Aim of the task => Collect the lines of the entries where "JSON" shows up.
◆ ◆ ◆
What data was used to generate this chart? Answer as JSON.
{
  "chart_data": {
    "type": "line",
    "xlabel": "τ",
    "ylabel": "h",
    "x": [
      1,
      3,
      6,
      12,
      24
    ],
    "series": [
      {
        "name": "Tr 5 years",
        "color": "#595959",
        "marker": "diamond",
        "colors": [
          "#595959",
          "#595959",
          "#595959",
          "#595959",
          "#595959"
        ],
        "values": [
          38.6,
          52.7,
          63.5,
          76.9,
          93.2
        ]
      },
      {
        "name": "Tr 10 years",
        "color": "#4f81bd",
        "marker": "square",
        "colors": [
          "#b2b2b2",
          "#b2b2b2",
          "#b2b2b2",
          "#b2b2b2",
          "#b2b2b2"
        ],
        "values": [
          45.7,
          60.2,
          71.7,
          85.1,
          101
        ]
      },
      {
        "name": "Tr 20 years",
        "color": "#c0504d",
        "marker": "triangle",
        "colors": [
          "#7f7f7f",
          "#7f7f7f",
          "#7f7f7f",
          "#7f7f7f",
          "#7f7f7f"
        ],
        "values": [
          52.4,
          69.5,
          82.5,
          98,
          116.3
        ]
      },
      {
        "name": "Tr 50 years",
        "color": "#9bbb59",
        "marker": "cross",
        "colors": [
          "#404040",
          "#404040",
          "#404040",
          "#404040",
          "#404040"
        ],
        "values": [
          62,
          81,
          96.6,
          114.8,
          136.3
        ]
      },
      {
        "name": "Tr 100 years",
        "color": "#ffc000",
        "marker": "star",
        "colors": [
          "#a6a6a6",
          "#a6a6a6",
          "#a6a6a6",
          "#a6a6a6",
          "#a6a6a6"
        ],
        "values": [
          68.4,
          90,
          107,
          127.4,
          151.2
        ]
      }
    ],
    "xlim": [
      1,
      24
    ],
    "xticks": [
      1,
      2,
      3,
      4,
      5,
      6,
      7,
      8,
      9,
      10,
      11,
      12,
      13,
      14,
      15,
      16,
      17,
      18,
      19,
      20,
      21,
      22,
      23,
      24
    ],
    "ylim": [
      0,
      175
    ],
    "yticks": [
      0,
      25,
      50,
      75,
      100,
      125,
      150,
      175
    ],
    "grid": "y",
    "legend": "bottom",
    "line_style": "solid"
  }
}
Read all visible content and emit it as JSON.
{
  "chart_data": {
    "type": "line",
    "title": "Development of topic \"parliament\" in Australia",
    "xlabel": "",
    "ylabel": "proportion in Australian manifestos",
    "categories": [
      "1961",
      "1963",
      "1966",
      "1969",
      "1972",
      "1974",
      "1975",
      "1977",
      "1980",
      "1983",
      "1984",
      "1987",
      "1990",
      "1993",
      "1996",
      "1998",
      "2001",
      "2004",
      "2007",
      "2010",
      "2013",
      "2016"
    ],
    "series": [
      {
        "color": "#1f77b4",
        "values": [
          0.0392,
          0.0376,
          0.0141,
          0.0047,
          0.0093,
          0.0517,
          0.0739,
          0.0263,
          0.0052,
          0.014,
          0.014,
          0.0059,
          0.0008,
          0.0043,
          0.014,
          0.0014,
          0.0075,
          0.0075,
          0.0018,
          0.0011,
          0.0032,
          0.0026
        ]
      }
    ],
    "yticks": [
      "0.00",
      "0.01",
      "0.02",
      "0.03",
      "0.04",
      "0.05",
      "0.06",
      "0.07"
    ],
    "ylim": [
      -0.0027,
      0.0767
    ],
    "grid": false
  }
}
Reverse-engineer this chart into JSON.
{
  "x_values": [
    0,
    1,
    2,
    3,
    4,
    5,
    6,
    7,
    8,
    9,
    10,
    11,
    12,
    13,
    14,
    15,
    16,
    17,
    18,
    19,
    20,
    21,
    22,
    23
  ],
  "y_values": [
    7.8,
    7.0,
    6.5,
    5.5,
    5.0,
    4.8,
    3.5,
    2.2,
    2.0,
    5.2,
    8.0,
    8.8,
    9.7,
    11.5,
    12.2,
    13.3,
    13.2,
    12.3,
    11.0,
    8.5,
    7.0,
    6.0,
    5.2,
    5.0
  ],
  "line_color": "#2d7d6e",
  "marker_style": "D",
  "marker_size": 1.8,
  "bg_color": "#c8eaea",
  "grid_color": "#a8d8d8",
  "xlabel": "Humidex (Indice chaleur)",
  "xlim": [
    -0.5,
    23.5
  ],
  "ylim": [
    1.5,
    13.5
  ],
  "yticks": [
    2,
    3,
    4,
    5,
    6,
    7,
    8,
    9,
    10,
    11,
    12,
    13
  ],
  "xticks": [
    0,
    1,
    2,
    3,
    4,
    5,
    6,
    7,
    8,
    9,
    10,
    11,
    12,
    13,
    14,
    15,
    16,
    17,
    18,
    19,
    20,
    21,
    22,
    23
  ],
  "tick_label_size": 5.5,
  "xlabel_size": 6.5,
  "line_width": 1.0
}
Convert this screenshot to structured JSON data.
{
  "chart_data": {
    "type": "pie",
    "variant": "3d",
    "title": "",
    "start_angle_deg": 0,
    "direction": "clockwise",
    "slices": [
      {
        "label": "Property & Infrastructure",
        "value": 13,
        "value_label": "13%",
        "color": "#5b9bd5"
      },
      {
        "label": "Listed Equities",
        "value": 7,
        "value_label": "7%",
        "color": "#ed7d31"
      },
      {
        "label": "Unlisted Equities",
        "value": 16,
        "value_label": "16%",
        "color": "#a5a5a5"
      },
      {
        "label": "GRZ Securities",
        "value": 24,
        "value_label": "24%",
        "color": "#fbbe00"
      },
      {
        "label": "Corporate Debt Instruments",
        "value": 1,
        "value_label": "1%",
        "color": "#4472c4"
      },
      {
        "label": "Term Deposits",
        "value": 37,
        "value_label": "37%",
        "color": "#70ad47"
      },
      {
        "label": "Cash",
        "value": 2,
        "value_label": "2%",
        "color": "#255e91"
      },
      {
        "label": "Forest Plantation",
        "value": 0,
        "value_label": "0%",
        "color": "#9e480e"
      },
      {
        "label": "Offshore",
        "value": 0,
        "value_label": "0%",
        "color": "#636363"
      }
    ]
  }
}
◆ ◆ ◆
Solution to the exercise =>
What data was used to generate this chart? Answer as JSON.
Read all visible content and emit it as JSON.
Reverse-engineer this chart into JSON.
Convert this screenshot to structured JSON data.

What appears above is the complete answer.